━━━ Trecho selecionado ━━━

Mas, se não é aqui o local adequado para uma avaliação das diversidades internas da Escola (tanto sincrônicas quanto, sobretudo, diacrônicas), parece-me importante começar por registrá-las: na medida em que a influência de Frankfurt no Brasil levou, como veremos, a resultados substancialmente diversos, cabe perguntar se tal diversidade é fruto da própria heterogeneidade imanente à Escola, se é motivada pela variação histórica do contexto em que ocorreu entre nós a recepção dos frankfurtianos, ou — o que me parece mais verossímil — se resulta de uma combinação das duas coisas. O fato é que, no interior da unidade relativa que indicamos acima, a Escola de Frankfurt passou no Brasil da condição de estímulo intelectual à contracultura irracionalista, no início dos anos de 1970, para a de base teórica de uma vigorosa defesa da razão contra o surto irracionalista do atual pós-moderno. A contradição parece à primeira vista tão gritante que cabe indagar se, por trás das aparências, não haverá pelo menos algum elemento de continuidade.

━━━

■ Objetivo do exercício:
Responda a estas perguntas sobre o trecho acerca da Escola de Frankfurt no Brasil:
1. Quais dois tipos de diversidade interna da Escola o trecho menciona?
2. Entre as explicações levantadas para os resultados diversos da influência de Frankfurt no Brasil, qual o trecho considera mais verossímil?
3. Que condição a Escola de Frankfurt tinha no Brasil no início dos anos de 1970?
Responda com base apenas no trecho.

━━━ Listagem de dados ━━━

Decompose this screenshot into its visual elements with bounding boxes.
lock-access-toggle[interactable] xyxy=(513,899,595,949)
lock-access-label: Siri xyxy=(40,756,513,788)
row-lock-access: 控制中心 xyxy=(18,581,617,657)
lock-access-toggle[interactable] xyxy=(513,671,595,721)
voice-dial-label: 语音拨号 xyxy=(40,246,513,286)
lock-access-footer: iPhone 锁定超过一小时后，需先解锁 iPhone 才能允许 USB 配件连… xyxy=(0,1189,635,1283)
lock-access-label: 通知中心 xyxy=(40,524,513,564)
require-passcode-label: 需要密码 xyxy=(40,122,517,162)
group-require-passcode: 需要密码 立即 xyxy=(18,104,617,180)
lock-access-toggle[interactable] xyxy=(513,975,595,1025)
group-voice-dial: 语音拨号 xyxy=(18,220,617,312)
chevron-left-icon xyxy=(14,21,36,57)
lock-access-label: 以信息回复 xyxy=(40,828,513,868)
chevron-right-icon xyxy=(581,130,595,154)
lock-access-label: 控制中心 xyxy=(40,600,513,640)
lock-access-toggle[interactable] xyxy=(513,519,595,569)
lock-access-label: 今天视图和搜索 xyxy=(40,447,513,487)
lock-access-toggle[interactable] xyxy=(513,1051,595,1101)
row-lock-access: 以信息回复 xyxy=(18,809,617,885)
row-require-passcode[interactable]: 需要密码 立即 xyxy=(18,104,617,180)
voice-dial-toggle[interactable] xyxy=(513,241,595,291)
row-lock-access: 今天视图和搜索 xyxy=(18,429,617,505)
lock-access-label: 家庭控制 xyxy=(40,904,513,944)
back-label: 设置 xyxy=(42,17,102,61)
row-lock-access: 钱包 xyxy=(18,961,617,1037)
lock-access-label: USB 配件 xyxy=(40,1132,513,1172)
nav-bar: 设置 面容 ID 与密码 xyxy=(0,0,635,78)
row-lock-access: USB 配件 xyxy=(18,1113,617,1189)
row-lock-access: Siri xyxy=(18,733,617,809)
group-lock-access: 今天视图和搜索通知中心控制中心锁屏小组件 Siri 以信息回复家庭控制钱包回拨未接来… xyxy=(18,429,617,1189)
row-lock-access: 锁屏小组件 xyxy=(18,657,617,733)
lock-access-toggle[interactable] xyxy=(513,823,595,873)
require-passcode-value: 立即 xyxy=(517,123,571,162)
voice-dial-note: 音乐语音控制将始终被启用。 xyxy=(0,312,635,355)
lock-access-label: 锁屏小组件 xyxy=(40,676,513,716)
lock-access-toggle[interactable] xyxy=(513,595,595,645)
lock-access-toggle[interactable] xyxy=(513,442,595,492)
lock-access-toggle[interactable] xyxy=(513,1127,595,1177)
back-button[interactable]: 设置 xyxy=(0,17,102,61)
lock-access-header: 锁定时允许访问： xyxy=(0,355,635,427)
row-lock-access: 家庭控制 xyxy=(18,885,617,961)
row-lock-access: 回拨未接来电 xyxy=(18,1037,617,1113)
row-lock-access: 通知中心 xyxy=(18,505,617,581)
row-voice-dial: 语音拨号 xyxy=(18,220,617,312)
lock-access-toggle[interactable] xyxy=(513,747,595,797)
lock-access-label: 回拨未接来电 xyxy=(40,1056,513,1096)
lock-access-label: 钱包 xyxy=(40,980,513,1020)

━━━

■ Resultado da tarefa:
1. Diversidades sincrônicas e diacrônicas.
2. Uma combinação das duas coisas: a heterogeneidade imanente à Escola e a variação histórica do contexto em que ocorreu a recepção dos frankfurtianos.
3. A de estímulo intelectual à contracultura irracionalista.